- **DESCRIPTION OF THE TASK**
Collect from the data below each line with "Sabb".

[BEGIN DATA TO PROCESS]

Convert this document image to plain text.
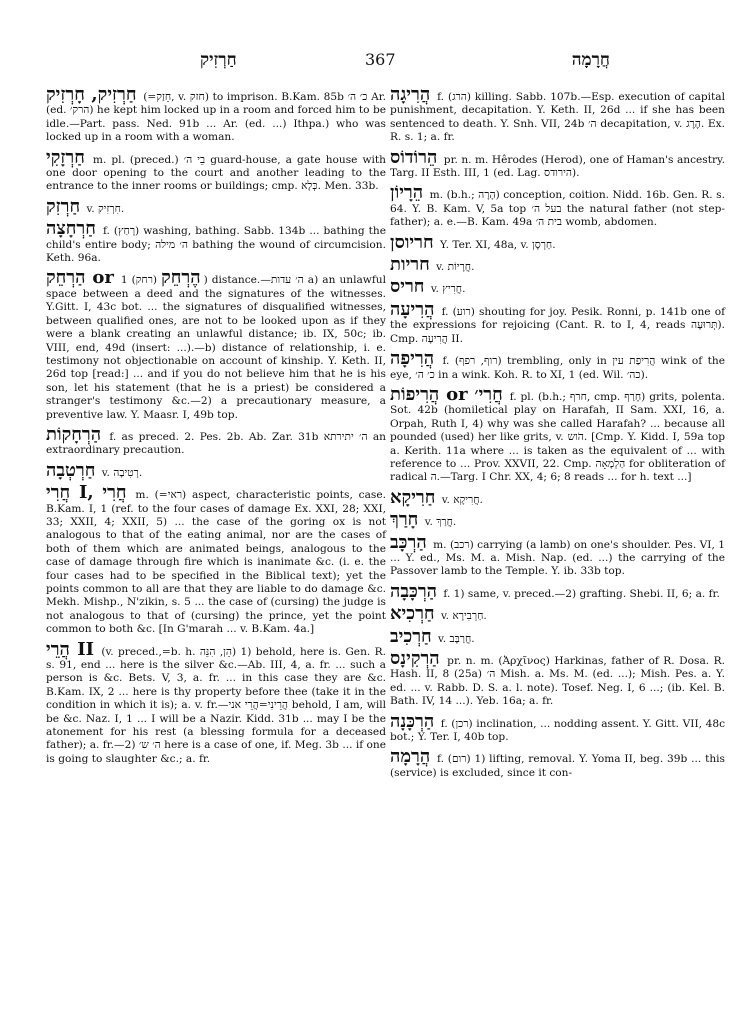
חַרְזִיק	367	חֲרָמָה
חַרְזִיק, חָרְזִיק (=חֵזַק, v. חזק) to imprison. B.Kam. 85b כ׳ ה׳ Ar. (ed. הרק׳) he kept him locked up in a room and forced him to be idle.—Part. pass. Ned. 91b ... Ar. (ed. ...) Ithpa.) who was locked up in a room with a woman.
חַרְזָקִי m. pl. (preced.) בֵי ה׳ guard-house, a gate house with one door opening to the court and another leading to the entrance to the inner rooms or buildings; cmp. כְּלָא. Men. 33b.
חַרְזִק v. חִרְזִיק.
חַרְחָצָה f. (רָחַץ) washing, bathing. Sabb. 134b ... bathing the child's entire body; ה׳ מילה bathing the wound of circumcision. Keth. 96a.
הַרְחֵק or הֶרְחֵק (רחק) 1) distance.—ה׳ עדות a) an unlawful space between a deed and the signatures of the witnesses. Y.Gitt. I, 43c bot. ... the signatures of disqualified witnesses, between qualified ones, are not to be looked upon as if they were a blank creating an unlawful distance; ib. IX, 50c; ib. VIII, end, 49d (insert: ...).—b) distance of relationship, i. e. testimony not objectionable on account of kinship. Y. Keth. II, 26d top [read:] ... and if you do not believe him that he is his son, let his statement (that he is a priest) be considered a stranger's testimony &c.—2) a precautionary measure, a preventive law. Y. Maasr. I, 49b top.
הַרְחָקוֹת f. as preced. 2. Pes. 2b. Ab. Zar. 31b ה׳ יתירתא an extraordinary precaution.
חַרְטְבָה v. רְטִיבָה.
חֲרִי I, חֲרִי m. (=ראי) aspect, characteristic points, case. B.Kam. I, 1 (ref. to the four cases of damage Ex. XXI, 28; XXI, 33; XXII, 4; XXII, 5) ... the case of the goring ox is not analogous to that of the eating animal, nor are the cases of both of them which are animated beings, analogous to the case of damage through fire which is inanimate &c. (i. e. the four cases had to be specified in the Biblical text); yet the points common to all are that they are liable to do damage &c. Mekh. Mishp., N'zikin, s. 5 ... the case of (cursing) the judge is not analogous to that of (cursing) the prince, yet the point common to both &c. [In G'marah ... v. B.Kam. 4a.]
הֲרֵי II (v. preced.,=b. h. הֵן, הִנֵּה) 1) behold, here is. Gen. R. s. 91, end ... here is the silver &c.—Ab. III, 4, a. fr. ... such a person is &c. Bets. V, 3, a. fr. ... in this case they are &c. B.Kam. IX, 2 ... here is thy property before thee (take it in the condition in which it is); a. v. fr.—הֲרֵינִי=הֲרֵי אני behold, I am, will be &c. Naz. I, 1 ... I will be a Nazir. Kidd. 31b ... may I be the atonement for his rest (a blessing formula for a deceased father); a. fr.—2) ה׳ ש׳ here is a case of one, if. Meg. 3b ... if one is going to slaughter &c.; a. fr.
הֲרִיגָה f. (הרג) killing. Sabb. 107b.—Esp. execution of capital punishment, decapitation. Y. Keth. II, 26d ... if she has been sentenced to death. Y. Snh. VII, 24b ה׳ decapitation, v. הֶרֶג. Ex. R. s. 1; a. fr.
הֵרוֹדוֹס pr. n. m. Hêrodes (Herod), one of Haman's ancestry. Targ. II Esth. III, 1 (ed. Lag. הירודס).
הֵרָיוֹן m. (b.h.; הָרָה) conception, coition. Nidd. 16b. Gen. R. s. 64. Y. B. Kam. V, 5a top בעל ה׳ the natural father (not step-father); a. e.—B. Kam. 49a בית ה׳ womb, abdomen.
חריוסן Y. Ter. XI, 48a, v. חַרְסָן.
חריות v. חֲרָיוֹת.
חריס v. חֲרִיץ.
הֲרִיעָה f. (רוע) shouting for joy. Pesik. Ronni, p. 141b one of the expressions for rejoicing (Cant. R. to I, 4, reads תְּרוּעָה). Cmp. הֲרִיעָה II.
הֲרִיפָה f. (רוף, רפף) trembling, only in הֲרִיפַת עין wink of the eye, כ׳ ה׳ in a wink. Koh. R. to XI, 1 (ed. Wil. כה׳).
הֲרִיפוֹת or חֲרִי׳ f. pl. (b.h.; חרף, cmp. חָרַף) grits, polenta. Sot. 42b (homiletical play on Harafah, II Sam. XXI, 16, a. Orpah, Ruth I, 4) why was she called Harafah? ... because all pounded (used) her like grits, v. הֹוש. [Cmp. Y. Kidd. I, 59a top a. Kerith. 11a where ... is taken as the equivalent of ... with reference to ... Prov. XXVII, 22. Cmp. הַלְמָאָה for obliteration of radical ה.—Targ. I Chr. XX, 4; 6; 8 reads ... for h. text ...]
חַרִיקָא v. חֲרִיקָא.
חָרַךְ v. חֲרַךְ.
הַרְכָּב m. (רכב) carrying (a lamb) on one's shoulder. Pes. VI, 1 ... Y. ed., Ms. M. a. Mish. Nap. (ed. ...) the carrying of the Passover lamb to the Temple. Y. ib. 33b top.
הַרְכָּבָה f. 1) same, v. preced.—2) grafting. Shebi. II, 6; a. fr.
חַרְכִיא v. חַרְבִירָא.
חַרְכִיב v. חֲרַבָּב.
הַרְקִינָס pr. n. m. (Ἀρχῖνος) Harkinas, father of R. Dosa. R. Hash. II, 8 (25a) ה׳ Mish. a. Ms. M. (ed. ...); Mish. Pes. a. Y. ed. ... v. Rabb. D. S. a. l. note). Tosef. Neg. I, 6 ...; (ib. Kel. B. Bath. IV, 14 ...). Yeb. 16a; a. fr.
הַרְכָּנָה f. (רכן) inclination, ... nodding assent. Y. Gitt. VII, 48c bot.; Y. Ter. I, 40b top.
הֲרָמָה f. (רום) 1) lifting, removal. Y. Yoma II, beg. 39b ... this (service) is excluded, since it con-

[END DATA TO PROCESS]

- **SOLUTION TO THIS PROBLEM**
חַרְחָצָה f. (רָחַץ) washing, bathing. Sabb. 134b ... bathing the child's entire body; ה׳ מילה bathing the wound of circumcision. Keth. 96a.
הֲרִיגָה f. (הרג) killing. Sabb. 107b.—Esp. execution of capital punishment, decapitation. Y. Keth. II, 26d ... if she has been sentenced to death. Y. Snh. VII, 24b ה׳ decapitation, v. הֶרֶג. Ex. R. s. 1; a. fr.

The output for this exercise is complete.